Return the records that follow unaltered. Omit every picture.

* start *

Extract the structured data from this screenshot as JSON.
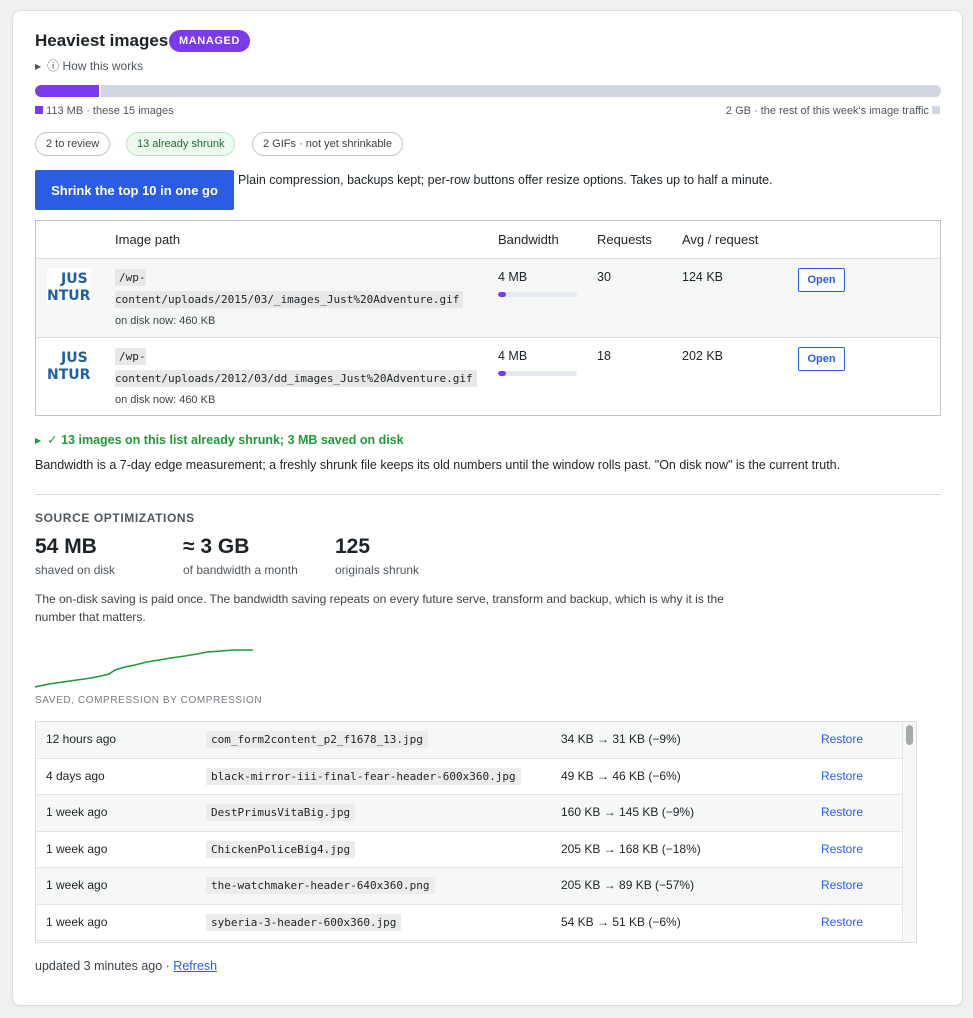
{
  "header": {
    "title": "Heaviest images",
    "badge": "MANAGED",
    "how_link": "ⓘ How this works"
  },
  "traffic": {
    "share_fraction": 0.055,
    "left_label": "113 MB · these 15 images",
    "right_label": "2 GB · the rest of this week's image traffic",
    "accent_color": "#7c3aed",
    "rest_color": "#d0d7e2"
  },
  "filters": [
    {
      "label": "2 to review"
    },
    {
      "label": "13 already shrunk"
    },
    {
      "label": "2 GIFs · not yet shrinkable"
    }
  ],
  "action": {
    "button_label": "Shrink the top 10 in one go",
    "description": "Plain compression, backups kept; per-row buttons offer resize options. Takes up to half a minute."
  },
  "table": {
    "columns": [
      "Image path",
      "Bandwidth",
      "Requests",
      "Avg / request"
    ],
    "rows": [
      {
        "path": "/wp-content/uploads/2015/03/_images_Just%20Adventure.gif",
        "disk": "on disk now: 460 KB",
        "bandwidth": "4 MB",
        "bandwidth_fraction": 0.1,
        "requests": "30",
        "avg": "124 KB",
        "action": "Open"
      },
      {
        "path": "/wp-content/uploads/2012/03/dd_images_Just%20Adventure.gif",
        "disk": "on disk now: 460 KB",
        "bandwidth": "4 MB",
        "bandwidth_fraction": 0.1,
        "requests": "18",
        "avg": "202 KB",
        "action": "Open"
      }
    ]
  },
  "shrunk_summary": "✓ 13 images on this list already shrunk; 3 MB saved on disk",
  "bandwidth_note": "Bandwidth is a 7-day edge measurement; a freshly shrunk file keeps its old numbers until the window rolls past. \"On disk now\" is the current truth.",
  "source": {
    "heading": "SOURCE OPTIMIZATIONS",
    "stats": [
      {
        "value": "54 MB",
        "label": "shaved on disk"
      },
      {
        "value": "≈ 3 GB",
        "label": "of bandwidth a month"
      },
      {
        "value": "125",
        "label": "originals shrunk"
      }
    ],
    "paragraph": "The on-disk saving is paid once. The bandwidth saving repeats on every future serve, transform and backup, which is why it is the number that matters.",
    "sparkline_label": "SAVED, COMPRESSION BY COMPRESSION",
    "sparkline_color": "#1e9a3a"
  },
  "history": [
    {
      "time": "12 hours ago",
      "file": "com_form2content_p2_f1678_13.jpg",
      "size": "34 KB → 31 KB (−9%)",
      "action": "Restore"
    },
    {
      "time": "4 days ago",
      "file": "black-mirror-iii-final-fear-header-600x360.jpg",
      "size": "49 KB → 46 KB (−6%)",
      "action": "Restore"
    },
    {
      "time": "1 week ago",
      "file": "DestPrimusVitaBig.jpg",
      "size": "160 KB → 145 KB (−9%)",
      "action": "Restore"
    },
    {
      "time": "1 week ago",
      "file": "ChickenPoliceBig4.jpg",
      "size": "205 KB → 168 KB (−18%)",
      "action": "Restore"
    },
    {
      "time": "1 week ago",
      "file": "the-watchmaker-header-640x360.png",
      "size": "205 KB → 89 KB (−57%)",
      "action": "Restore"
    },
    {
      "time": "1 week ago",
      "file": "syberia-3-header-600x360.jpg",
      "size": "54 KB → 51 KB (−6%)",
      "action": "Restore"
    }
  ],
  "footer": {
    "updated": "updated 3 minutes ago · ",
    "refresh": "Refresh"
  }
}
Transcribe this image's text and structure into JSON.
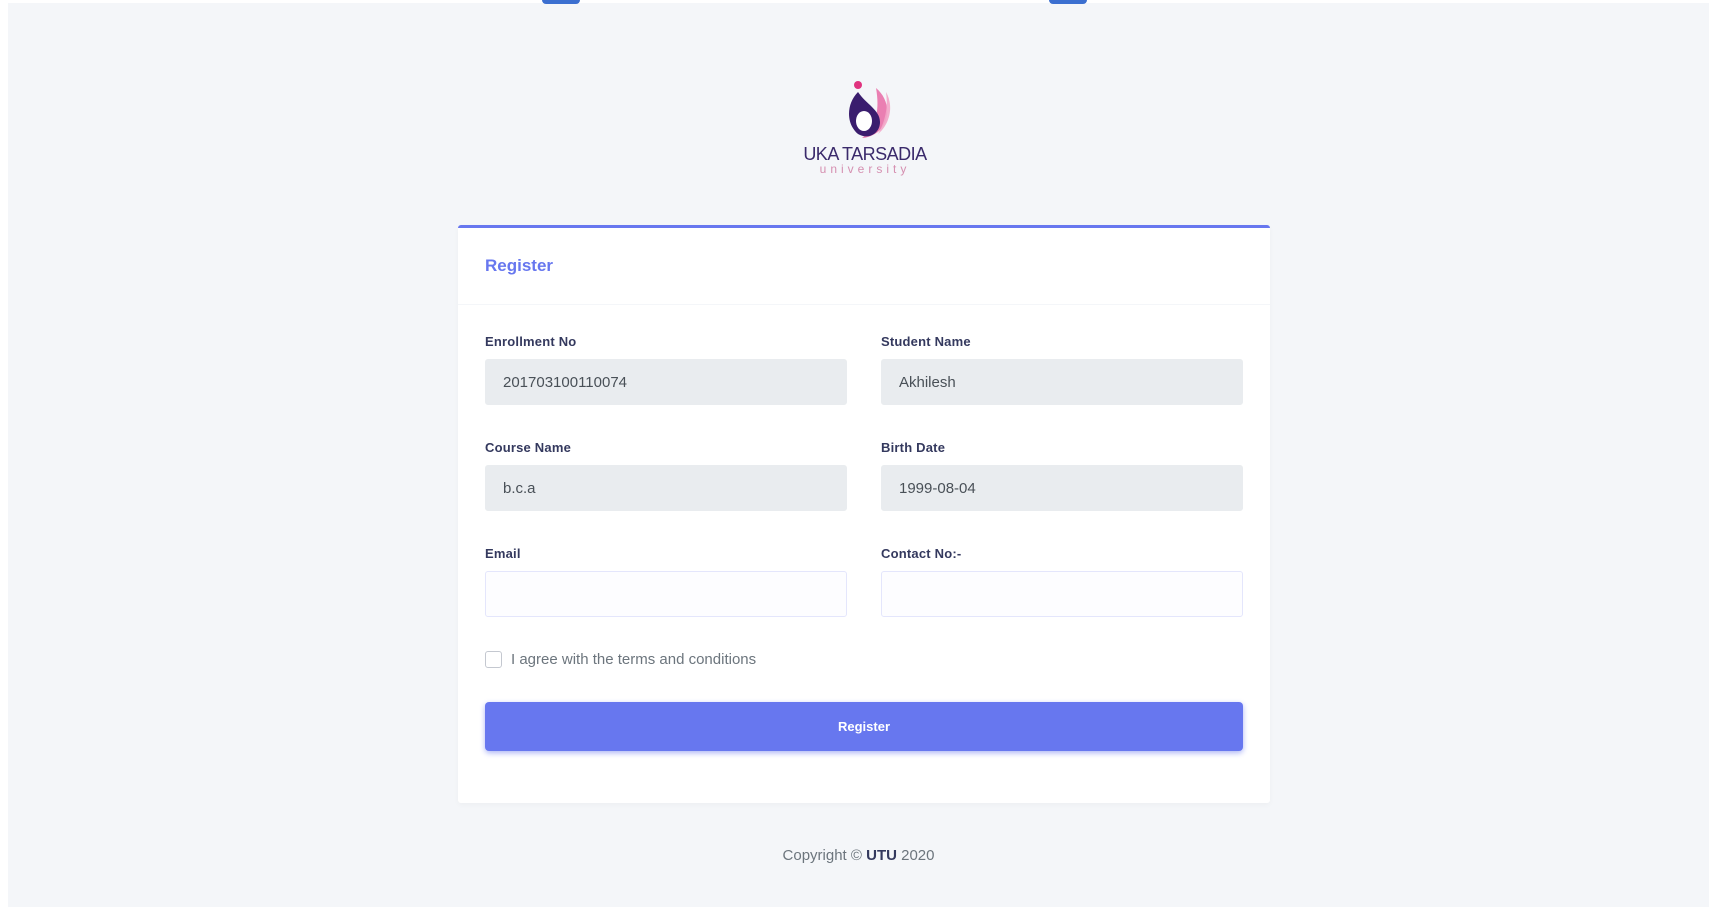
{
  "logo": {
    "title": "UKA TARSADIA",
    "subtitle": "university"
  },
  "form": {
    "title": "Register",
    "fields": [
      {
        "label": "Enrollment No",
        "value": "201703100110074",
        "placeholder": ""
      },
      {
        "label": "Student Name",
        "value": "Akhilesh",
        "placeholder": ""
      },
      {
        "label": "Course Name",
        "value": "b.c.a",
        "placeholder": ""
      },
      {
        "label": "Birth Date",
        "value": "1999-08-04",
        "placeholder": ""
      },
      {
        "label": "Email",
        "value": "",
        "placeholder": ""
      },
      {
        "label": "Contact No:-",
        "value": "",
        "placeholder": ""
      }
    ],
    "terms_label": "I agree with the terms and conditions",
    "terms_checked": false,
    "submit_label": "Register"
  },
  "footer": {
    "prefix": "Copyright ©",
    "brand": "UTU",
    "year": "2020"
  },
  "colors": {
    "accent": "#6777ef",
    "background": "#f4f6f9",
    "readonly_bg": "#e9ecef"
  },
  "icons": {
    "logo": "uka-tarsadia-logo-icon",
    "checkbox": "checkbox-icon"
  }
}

* end *

Solution for this exercise —
Extract the structured data from this screenshot as JSON.
{
  "header": {
    "title": "Heaviest images",
    "badge": "MANAGED",
    "how_link": "ⓘ How this works"
  },
  "traffic": {
    "share_fraction": 0.055,
    "left_label": "113 MB · these 15 images",
    "right_label": "2 GB · the rest of this week's image traffic",
    "accent_color": "#7c3aed",
    "rest_color": "#d0d7e2"
  },
  "filters": [
    {
      "label": "2 to review"
    },
    {
      "label": "13 already shrunk"
    },
    {
      "label": "2 GIFs · not yet shrinkable"
    }
  ],
  "action": {
    "button_label": "Shrink the top 10 in one go",
    "description": "Plain compression, backups kept; per-row buttons offer resize options. Takes up to half a minute."
  },
  "table": {
    "columns": [
      "Image path",
      "Bandwidth",
      "Requests",
      "Avg / request"
    ],
    "rows": [
      {
        "path": "/wp-content/uploads/2015/03/_images_Just%20Adventure.gif",
        "disk": "on disk now: 460 KB",
        "bandwidth": "4 MB",
        "bandwidth_fraction": 0.1,
        "requests": "30",
        "avg": "124 KB",
        "action": "Open"
      },
      {
        "path": "/wp-content/uploads/2012/03/dd_images_Just%20Adventure.gif",
        "disk": "on disk now: 460 KB",
        "bandwidth": "4 MB",
        "bandwidth_fraction": 0.1,
        "requests": "18",
        "avg": "202 KB",
        "action": "Open"
      }
    ]
  },
  "shrunk_summary": "✓ 13 images on this list already shrunk; 3 MB saved on disk",
  "bandwidth_note": "Bandwidth is a 7-day edge measurement; a freshly shrunk file keeps its old numbers until the window rolls past. \"On disk now\" is the current truth.",
  "source": {
    "heading": "SOURCE OPTIMIZATIONS",
    "stats": [
      {
        "value": "54 MB",
        "label": "shaved on disk"
      },
      {
        "value": "≈ 3 GB",
        "label": "of bandwidth a month"
      },
      {
        "value": "125",
        "label": "originals shrunk"
      }
    ],
    "paragraph": "The on-disk saving is paid once. The bandwidth saving repeats on every future serve, transform and backup, which is why it is the number that matters.",
    "sparkline_label": "SAVED, COMPRESSION BY COMPRESSION",
    "sparkline_color": "#1e9a3a"
  },
  "history": [
    {
      "time": "12 hours ago",
      "file": "com_form2content_p2_f1678_13.jpg",
      "size": "34 KB → 31 KB (−9%)",
      "action": "Restore"
    },
    {
      "time": "4 days ago",
      "file": "black-mirror-iii-final-fear-header-600x360.jpg",
      "size": "49 KB → 46 KB (−6%)",
      "action": "Restore"
    },
    {
      "time": "1 week ago",
      "file": "DestPrimusVitaBig.jpg",
      "size": "160 KB → 145 KB (−9%)",
      "action": "Restore"
    },
    {
      "time": "1 week ago",
      "file": "ChickenPoliceBig4.jpg",
      "size": "205 KB → 168 KB (−18%)",
      "action": "Restore"
    },
    {
      "time": "1 week ago",
      "file": "the-watchmaker-header-640x360.png",
      "size": "205 KB → 89 KB (−57%)",
      "action": "Restore"
    },
    {
      "time": "1 week ago",
      "file": "syberia-3-header-600x360.jpg",
      "size": "54 KB → 51 KB (−6%)",
      "action": "Restore"
    }
  ],
  "footer": {
    "updated": "updated 3 minutes ago · ",
    "refresh": "Refresh"
  }
}
Transcribe this image's text and structure into JSON.
{
  "logo": {
    "title": "UKA TARSADIA",
    "subtitle": "university"
  },
  "form": {
    "title": "Register",
    "fields": [
      {
        "label": "Enrollment No",
        "value": "201703100110074",
        "placeholder": ""
      },
      {
        "label": "Student Name",
        "value": "Akhilesh",
        "placeholder": ""
      },
      {
        "label": "Course Name",
        "value": "b.c.a",
        "placeholder": ""
      },
      {
        "label": "Birth Date",
        "value": "1999-08-04",
        "placeholder": ""
      },
      {
        "label": "Email",
        "value": "",
        "placeholder": ""
      },
      {
        "label": "Contact No:-",
        "value": "",
        "placeholder": ""
      }
    ],
    "terms_label": "I agree with the terms and conditions",
    "terms_checked": false,
    "submit_label": "Register"
  },
  "footer": {
    "prefix": "Copyright ©",
    "brand": "UTU",
    "year": "2020"
  },
  "colors": {
    "accent": "#6777ef",
    "background": "#f4f6f9",
    "readonly_bg": "#e9ecef"
  },
  "icons": {
    "logo": "uka-tarsadia-logo-icon",
    "checkbox": "checkbox-icon"
  }
}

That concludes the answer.